→ **Exercise requirements**
In the entries below, find the lines with the word "则下列说法正确的是" and copy them.
::: Data supplied :::
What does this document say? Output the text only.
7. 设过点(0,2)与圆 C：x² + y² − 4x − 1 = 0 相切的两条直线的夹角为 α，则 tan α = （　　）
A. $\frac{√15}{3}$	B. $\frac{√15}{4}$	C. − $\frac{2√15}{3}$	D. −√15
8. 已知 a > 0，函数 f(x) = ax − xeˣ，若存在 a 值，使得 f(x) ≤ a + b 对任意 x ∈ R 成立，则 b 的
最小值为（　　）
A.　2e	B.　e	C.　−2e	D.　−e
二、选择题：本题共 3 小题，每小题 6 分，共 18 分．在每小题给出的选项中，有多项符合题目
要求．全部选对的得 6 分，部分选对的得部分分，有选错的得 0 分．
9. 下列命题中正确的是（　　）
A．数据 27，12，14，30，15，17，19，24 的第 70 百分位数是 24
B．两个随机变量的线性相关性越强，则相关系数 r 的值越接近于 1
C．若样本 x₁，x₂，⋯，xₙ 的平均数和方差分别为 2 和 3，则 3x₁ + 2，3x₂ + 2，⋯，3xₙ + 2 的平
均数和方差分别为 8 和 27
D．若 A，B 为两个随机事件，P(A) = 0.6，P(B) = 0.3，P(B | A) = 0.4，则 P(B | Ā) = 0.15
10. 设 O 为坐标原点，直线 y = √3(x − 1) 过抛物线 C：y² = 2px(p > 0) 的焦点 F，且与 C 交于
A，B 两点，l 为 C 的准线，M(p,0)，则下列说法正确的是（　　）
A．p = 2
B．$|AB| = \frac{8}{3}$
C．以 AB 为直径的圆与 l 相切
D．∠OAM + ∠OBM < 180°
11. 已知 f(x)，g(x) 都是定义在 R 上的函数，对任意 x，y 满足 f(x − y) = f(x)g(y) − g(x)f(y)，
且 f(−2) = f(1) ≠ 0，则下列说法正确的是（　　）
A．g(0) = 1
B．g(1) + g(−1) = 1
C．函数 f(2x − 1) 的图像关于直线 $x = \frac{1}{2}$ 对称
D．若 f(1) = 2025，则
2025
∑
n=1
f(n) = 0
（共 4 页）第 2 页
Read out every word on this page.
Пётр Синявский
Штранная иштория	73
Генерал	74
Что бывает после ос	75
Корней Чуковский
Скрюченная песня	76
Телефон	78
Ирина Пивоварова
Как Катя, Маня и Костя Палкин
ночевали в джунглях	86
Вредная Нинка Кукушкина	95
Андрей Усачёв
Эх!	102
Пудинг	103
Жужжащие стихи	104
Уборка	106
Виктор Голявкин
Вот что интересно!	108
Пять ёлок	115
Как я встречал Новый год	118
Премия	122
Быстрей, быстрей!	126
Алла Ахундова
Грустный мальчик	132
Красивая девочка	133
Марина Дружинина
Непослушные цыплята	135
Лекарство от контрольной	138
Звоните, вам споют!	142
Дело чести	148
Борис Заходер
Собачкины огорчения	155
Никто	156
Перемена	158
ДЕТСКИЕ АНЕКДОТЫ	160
:::
→ **Task answer**
A，B 两点，l 为 C 的准线，M(p,0)，则下列说法正确的是（　　）
且 f(−2) = f(1) ≠ 0，则下列说法正确的是（　　）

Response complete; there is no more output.